----- Excerpted data
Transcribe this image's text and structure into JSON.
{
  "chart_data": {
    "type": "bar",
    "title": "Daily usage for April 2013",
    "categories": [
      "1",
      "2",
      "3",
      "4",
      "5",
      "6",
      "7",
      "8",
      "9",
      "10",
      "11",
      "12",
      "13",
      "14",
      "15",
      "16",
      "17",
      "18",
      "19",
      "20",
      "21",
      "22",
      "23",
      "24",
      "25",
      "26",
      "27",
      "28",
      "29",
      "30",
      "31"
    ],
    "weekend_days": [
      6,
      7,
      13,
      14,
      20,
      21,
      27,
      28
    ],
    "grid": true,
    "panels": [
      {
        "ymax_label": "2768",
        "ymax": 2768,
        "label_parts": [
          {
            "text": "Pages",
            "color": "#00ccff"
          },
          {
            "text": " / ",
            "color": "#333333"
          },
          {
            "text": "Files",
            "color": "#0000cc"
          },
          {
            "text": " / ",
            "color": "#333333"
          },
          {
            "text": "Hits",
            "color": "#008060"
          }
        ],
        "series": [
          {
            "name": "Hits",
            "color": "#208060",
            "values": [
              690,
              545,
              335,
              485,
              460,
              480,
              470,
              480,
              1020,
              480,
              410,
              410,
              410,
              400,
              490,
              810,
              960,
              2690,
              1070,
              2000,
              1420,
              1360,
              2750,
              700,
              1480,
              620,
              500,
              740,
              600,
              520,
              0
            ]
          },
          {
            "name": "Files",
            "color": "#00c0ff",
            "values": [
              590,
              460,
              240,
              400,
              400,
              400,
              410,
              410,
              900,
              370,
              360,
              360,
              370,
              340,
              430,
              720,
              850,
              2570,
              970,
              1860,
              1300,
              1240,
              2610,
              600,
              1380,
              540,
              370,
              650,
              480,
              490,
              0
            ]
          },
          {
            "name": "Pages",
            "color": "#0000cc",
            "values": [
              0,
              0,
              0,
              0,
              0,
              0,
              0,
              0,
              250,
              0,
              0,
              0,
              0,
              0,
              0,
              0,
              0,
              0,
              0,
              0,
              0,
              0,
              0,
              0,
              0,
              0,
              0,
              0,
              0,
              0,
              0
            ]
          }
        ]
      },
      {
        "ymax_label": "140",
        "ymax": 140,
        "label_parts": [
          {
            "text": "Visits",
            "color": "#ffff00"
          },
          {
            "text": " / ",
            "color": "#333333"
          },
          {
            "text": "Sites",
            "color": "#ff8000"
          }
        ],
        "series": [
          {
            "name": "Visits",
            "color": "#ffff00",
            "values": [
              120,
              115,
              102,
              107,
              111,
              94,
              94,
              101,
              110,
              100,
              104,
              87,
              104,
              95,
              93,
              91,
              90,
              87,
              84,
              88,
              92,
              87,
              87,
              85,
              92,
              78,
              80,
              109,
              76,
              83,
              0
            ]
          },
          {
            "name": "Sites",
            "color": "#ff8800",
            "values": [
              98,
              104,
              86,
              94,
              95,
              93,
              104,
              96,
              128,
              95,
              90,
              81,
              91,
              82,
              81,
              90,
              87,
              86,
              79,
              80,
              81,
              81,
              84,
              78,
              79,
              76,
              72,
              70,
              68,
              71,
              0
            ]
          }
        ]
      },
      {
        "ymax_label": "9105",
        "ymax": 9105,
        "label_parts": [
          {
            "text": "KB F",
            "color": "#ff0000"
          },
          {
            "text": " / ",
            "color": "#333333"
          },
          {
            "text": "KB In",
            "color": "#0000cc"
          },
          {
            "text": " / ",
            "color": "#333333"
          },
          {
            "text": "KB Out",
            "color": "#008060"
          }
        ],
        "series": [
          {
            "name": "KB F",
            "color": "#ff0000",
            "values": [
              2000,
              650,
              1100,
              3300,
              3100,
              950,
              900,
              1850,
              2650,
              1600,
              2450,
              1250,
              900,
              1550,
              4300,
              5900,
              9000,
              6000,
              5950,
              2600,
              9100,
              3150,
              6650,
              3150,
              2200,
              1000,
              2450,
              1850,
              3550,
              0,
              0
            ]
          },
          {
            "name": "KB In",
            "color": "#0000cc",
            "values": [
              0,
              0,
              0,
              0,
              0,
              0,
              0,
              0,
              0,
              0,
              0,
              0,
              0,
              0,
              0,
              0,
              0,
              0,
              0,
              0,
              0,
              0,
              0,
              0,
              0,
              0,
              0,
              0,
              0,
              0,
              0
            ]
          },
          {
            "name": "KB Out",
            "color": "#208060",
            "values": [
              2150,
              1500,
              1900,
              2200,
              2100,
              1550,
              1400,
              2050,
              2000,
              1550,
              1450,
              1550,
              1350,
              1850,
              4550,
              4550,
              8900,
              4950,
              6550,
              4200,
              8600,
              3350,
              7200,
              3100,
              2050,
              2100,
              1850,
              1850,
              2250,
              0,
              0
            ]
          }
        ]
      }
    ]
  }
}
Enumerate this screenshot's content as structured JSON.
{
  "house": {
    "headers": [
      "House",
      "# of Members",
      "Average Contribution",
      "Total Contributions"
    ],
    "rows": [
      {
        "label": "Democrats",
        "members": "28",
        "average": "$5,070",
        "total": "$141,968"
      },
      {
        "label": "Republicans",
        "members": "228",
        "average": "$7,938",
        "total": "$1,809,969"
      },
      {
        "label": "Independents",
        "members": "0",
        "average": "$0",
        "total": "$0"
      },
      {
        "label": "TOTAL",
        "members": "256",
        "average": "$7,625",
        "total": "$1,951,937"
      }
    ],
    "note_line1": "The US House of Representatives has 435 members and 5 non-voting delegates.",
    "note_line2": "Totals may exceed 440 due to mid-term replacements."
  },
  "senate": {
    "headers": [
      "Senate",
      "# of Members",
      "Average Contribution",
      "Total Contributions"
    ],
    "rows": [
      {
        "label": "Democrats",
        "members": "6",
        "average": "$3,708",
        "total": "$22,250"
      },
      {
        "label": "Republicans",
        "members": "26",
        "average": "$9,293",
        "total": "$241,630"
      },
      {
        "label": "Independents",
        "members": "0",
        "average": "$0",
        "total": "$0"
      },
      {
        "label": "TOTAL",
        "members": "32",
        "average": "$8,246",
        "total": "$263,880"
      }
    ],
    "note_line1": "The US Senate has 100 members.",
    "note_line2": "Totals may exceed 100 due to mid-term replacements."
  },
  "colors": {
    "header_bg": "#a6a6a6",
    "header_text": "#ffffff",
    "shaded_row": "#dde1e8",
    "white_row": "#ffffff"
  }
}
----------
Copy every line from the entries that contains the word "JSON".

## Response
Transcribe this image's text and structure into JSON.
Enumerate this screenshot's content as structured JSON.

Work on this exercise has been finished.